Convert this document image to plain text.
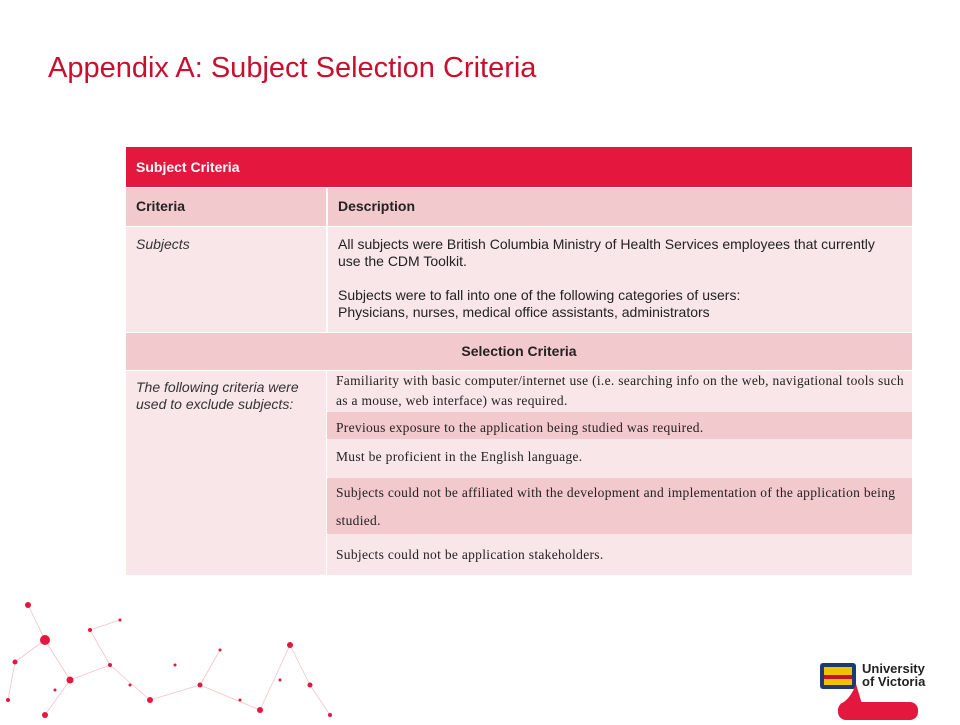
Appendix A: Subject Selection Criteria
Subject Criteria
Criteria	Description
Subjects	All subjects were British Columbia Ministry of Health Services employees that currently use the CDM Toolkit.

Subjects were to fall into one of the following categories of users:

Physicians, nurses, medical office assistants, administrators

Selection Criteria
The following criteria were used to exclude subjects:
Familiarity with basic computer/internet use (i.e. searching info on the web, navigational tools such as a mouse, web interface) was required.
Previous exposure to the application being studied was required.
Must be proficient in the English language.
Subjects could not be affiliated with the development and implementation of the application being studied.
Subjects could not be application stakeholders.
University
of Victoria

* [Problem description]:
Show all lines from the data above in which the word "with" appears.

* [Solution for this task]:
Familiarity with basic computer/internet use (i.e. searching info on the web, navigational tools such as a mouse, web interface) was required.
Subjects could not be affiliated with the development and implementation of the application being studied.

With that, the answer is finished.